Славянская эстетика резко отличается, например, от китайской, мысль о чем нам привычна. Но отличаются и орудия своим весом и формой, хотя сопротивление почвы, дерева, камня одинаково везде. Существенная разница в форме и весе оружия.
…Славянские традиции уже прочны. Любой славянский изгнанник, ступая по земной тверди, уносит с собой вторую твердь, небесную. Так он ее называет, но это для него несовершенный словесный образ. Небо видимо, а его «небесная твердь» невидима, хотя и прочна, как земля-матушка. Там его, бессмертного, встретят свои, кто жил до него на земной тверди, и сам он будет там встречать идущих ему вослед в свои сроки… Он не знает пустоты смерти и вечных разлук, он, живой, уходит отсюда туда…
И у него есть боги, собственные, славянские боги отцов и дедов, которые понимают его речь, с которыми он общался обрядами, чьи образы он делал сам своими руками!
Верил ли он? Позднее для его потомков вера осложнилась своей тенью – сомненьем. Предок знал: боги везде, а небесная твердь наверху.
Предку, удаленному от меня шестьюдесятью, пятьюдесятью, сорока поколениями, была одна немалая забота – чтоб тело погребли по обряду, дабы душа не блуждала на пути к небесной тверди. Православные христиане, русские, веками тщательно заботились об обрядовом погребении усопших и о поминании их душ, для чего одаривали монастыри вкладами.
Поэтому-то Иван IV Грозный, колдун на троне, часто старался оставить без погребенья тела ненавистных ему людей, приказывая топить в реках, рубить на куски, просто бросать. И уничтожал «всеродне» – всеми семьями с детьми, чтоб души убитых, не «устроенные», то есть оставленные без поминания, уподобились в «мире ином» слепцам без поводыря и посоха. Но вернемся к древним славянам. Эти наши предки заселили, как уже упоминалось, свое «нигде» собственными богами. Отражая социальные уклады, выражая чьи-то интересы, изменяясь, славянские боги сохраняли человеческий образ и подобие. Славянин дал им собственную этику, чем сделал возможным общение с ними и взаимопонимание – вопреки всемогуществу богов.
Разное богатство погребения дает право предположить, что земное неравенство проникало на небесную твердь. Однако же все славяне по праву племени получали одинаковое по внутренней сущности погребение. Вне зависимости от места на социальной лестнице все славяне были равны в обладании бессмертием и получали надел на небесной тверди; каждый мог обращаться к богам прямо, голосом или мысленно.

==================================================

* _Условие задания_:
Ответьте на вопросы по отрывку о верованиях древних славян.
(а) Что, согласно отрывку, уносит с собой любой славянский изгнанник, ступая по земной тверди?
(б) Как Иван IV Грозный поступал с телами ненавистных ему людей?
(в) В чём все славяне были равны вне зависимости от места на социальной лестнице?

==================================================

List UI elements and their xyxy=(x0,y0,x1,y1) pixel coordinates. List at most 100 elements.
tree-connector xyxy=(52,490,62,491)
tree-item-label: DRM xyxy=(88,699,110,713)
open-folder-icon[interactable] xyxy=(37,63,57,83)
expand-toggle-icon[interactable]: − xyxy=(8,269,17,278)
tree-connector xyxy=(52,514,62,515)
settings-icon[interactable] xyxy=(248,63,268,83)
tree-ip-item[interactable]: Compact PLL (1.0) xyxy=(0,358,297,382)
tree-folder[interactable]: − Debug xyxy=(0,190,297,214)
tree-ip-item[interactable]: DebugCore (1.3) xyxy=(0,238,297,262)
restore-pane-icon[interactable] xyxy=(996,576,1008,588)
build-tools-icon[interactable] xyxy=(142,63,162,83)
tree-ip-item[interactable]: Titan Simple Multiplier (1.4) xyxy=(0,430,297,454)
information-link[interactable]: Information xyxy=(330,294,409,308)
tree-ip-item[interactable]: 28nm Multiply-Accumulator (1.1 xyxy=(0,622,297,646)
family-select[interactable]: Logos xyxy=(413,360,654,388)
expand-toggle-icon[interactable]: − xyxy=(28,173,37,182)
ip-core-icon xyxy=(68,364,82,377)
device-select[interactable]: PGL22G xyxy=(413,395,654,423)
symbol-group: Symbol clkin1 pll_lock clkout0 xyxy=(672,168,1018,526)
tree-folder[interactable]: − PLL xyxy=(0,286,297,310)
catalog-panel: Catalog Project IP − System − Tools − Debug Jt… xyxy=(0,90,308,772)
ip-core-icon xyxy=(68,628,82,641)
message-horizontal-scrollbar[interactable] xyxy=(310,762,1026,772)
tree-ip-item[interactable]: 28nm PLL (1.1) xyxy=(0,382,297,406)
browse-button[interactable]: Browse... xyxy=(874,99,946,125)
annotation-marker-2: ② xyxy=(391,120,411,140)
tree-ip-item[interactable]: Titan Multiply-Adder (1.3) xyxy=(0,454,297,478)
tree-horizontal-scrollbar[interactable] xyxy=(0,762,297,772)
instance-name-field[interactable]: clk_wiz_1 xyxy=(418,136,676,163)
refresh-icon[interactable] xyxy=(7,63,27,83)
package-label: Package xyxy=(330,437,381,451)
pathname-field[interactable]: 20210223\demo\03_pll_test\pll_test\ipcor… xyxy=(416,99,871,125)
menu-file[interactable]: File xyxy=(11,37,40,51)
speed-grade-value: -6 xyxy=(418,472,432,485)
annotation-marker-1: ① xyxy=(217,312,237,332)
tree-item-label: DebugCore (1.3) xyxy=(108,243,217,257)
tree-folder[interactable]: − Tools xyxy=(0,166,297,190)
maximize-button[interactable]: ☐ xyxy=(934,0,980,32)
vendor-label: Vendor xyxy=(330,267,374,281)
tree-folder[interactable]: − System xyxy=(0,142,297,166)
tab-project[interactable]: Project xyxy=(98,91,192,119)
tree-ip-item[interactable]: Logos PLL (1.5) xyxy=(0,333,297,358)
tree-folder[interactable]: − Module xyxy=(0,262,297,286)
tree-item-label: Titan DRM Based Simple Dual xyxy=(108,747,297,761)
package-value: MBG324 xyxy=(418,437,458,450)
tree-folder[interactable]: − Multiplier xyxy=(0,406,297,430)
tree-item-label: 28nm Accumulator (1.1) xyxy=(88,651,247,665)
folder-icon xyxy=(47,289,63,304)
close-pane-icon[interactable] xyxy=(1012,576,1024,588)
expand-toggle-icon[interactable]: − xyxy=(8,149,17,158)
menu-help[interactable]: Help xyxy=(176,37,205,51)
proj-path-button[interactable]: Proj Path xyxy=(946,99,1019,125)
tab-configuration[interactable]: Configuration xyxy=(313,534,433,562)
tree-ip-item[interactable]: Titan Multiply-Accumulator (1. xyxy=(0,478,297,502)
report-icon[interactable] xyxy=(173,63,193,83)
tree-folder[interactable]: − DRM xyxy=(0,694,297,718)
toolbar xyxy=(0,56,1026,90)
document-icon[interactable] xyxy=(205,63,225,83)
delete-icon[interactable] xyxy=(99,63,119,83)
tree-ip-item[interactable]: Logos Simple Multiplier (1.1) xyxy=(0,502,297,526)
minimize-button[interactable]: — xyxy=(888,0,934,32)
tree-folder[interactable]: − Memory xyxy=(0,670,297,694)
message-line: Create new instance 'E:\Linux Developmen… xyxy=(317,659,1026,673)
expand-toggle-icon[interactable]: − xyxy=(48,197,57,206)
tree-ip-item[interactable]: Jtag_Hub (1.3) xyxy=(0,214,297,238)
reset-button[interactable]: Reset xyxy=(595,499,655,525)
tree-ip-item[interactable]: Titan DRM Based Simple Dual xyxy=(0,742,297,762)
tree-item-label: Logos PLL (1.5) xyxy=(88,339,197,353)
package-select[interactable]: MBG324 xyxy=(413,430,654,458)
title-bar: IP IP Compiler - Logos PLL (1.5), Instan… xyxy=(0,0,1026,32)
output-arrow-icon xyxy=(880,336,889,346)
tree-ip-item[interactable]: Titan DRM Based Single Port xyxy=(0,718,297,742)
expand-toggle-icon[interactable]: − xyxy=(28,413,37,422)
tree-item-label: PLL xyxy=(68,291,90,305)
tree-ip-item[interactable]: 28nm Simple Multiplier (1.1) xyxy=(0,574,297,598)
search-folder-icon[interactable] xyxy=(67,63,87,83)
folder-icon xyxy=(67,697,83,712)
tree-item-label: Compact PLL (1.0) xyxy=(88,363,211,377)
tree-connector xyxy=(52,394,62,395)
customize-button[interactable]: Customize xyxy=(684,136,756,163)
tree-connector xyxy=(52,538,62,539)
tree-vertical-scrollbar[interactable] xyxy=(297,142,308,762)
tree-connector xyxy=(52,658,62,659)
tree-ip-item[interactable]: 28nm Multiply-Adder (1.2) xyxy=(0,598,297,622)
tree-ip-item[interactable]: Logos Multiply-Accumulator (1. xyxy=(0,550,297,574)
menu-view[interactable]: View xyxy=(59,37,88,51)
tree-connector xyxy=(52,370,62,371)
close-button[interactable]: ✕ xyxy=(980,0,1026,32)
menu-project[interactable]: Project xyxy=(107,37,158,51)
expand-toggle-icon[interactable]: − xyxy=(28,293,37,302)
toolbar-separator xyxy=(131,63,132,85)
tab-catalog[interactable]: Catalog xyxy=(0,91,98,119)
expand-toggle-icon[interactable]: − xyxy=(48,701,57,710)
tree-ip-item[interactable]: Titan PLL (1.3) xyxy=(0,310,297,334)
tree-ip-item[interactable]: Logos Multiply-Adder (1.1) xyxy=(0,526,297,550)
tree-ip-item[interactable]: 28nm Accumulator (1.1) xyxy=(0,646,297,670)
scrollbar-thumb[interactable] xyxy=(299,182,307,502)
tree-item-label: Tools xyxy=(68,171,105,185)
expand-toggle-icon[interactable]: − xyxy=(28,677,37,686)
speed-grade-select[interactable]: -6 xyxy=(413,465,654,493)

==================================================

* _Решение упражнения_:
(а) Вторую твердь, небесную.
(б) Он оставлял их без погребения: приказывал топить в реках, рубить на куски или просто бросать.
(в) Они были равны в обладании бессмертием и получали надел на небесной тверди. Кроме того, каждый мог обращаться к богам прямо, голосом или мысленно.